### RECORDS FOR THE EXERCISE ###
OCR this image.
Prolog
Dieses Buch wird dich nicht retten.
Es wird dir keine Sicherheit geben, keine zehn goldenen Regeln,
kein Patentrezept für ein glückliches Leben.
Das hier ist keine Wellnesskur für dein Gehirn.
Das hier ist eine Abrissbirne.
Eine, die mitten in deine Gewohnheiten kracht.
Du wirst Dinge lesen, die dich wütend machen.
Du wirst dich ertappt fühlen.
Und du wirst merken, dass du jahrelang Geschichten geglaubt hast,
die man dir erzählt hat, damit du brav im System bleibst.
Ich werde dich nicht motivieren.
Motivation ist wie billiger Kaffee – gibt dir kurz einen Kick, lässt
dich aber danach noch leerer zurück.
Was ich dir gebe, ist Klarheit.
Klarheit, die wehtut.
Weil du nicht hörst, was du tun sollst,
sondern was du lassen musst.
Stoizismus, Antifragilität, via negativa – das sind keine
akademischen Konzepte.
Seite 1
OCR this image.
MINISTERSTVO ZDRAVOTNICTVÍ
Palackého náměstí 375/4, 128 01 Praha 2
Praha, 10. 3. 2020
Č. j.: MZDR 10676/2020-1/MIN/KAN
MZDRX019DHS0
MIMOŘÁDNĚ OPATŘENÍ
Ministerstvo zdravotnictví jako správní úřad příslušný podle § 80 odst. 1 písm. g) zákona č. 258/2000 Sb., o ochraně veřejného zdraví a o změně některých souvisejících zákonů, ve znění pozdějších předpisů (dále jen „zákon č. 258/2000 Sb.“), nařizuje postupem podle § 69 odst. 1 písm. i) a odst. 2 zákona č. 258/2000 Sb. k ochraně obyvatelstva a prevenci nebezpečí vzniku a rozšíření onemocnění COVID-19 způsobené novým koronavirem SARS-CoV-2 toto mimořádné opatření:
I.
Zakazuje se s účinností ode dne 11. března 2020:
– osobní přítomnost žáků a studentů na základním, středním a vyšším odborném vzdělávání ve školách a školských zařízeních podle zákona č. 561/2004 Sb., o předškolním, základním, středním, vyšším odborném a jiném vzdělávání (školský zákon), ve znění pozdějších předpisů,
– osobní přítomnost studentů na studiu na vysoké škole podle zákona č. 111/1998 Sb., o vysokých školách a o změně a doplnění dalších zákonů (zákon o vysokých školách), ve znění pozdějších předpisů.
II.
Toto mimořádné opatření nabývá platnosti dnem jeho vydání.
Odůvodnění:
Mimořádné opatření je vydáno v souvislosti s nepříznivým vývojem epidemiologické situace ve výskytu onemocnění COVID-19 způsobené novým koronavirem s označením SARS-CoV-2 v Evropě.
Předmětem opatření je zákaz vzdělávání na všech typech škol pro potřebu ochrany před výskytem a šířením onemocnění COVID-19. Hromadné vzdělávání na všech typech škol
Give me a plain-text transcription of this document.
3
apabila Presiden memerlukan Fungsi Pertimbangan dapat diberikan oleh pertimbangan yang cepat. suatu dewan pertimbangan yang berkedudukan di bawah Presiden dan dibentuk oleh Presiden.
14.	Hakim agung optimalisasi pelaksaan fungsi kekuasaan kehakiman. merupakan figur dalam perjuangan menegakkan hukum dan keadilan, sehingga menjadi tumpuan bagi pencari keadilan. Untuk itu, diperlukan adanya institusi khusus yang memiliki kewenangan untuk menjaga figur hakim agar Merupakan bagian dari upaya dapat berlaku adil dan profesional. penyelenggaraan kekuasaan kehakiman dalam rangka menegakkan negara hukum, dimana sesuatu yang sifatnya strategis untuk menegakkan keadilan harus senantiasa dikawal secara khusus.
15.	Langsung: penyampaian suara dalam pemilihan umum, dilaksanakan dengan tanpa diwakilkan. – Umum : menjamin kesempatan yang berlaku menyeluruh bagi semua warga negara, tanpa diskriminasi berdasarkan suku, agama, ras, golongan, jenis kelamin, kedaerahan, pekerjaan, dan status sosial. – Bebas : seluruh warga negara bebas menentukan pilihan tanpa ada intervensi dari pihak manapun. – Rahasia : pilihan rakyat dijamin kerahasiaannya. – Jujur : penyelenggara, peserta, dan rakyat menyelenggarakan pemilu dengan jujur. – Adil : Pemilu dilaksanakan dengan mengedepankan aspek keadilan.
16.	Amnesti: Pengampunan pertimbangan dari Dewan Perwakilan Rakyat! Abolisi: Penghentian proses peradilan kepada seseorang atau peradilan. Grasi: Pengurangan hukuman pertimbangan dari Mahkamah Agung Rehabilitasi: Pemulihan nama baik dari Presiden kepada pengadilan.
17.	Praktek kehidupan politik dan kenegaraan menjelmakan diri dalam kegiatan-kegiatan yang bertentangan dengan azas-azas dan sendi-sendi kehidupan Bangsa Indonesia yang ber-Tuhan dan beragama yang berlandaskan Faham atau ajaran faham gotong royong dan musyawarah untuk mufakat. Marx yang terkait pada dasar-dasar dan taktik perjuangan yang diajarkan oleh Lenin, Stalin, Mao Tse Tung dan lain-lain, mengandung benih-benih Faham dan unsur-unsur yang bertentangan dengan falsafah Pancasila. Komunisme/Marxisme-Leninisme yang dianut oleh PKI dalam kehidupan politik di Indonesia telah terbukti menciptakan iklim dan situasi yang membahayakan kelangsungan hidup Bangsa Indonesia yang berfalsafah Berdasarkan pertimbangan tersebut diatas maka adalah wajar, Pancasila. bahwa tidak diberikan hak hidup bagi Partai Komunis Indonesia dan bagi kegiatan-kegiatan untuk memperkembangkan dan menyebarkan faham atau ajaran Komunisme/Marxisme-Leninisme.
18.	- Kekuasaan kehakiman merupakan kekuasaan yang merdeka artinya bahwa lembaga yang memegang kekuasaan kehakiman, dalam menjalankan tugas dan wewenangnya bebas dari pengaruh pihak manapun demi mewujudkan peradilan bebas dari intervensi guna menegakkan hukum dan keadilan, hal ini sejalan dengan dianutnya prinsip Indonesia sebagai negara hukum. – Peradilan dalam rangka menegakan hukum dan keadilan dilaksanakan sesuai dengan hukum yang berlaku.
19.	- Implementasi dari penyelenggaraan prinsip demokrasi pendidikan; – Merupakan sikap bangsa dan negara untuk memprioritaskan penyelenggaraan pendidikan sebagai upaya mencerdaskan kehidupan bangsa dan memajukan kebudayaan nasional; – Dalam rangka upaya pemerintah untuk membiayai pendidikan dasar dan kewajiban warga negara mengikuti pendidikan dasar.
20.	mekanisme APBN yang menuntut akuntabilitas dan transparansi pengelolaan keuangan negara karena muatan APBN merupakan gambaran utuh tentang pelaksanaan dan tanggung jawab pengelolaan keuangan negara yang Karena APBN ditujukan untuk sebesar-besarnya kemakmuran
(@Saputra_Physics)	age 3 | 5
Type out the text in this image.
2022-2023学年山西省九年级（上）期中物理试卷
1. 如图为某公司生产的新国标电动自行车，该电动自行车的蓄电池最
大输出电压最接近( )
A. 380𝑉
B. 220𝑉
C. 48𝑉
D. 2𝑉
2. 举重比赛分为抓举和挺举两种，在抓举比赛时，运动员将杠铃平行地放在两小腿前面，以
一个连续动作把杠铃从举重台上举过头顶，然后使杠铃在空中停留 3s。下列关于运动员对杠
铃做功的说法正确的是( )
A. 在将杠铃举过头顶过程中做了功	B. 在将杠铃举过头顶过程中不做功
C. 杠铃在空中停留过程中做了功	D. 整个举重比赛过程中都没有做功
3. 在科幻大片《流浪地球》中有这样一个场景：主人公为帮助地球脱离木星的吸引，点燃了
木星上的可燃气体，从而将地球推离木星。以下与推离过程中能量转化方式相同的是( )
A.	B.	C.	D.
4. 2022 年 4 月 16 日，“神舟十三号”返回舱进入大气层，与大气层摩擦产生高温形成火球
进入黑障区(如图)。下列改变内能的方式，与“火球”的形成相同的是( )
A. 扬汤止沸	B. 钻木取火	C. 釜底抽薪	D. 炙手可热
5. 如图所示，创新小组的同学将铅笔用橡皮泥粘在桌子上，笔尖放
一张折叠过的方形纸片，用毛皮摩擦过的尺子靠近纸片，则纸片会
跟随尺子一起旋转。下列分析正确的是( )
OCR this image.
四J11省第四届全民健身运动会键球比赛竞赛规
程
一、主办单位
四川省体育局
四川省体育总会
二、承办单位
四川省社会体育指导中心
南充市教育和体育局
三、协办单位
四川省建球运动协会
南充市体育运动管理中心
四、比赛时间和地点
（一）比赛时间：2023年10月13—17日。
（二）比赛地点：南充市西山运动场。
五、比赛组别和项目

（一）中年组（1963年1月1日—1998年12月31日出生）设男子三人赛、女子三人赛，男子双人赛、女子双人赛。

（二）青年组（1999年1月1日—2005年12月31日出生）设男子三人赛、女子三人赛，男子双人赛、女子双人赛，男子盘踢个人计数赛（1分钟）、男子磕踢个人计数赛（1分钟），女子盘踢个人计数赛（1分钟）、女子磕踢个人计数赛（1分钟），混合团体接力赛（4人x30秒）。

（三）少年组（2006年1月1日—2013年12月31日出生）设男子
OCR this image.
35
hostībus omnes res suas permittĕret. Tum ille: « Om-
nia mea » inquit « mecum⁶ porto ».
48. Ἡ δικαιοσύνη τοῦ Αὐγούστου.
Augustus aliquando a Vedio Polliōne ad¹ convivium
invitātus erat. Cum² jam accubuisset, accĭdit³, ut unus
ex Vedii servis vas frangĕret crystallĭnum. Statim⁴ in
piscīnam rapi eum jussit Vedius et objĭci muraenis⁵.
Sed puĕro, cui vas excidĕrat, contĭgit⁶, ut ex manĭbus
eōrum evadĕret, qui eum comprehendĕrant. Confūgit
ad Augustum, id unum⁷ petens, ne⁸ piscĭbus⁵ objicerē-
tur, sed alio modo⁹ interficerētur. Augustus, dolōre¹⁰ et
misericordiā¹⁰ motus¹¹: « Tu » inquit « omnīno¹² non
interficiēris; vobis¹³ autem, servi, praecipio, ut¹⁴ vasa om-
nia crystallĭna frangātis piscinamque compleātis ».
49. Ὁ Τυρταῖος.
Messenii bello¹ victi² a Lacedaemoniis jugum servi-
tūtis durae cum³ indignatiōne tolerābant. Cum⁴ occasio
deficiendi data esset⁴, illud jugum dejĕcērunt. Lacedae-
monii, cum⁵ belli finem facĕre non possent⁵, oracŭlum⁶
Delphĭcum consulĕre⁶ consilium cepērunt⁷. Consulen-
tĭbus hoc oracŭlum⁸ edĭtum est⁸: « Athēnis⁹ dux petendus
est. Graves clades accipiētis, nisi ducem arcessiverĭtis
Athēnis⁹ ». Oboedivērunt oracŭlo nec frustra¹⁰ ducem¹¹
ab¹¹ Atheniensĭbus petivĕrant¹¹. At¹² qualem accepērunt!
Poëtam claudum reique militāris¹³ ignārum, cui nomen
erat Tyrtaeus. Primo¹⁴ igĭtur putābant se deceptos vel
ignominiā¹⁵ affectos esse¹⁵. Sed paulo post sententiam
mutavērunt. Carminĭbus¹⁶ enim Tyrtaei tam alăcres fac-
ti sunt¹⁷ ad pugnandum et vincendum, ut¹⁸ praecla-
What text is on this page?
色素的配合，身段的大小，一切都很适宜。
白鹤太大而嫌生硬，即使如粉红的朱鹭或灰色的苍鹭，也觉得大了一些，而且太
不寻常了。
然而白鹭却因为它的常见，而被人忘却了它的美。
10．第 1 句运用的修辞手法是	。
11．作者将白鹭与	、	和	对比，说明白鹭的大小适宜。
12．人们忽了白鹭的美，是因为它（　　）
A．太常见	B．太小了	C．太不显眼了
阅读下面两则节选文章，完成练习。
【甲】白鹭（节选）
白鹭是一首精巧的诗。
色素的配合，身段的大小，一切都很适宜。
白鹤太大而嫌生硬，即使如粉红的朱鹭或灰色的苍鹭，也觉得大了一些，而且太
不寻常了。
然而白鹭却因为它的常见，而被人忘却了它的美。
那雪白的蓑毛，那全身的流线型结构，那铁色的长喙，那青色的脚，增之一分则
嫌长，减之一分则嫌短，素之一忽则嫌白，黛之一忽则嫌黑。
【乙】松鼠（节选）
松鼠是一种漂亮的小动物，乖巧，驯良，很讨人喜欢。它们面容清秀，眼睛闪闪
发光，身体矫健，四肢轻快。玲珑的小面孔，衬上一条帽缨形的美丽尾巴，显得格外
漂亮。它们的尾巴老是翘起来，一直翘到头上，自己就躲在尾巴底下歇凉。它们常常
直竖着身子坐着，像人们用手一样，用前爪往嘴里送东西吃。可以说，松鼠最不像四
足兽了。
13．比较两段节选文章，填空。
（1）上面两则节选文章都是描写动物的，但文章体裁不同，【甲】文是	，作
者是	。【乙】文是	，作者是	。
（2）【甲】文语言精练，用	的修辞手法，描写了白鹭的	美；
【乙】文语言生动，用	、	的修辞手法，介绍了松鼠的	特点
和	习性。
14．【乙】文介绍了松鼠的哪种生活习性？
###
*TASK DESCRIPTION*.
Identify each line containing the string "男子双人赛" and copy it out.

*TASK RESULT*.
（一）中年组（1963年1月1日—1998年12月31日出生）设男子三人赛、女子三人赛，男子双人赛、女子双人赛。
（二）青年组（1999年1月1日—2005年12月31日出生）设男子三人赛、女子三人赛，男子双人赛、女子双人赛，男子盘踢个人计数赛（1分钟）、男子磕踢个人计数赛（1分钟），女子盘踢个人计数赛（1分钟）、女子磕踢个人计数赛（1分钟），混合团体接力赛（4人x30秒）。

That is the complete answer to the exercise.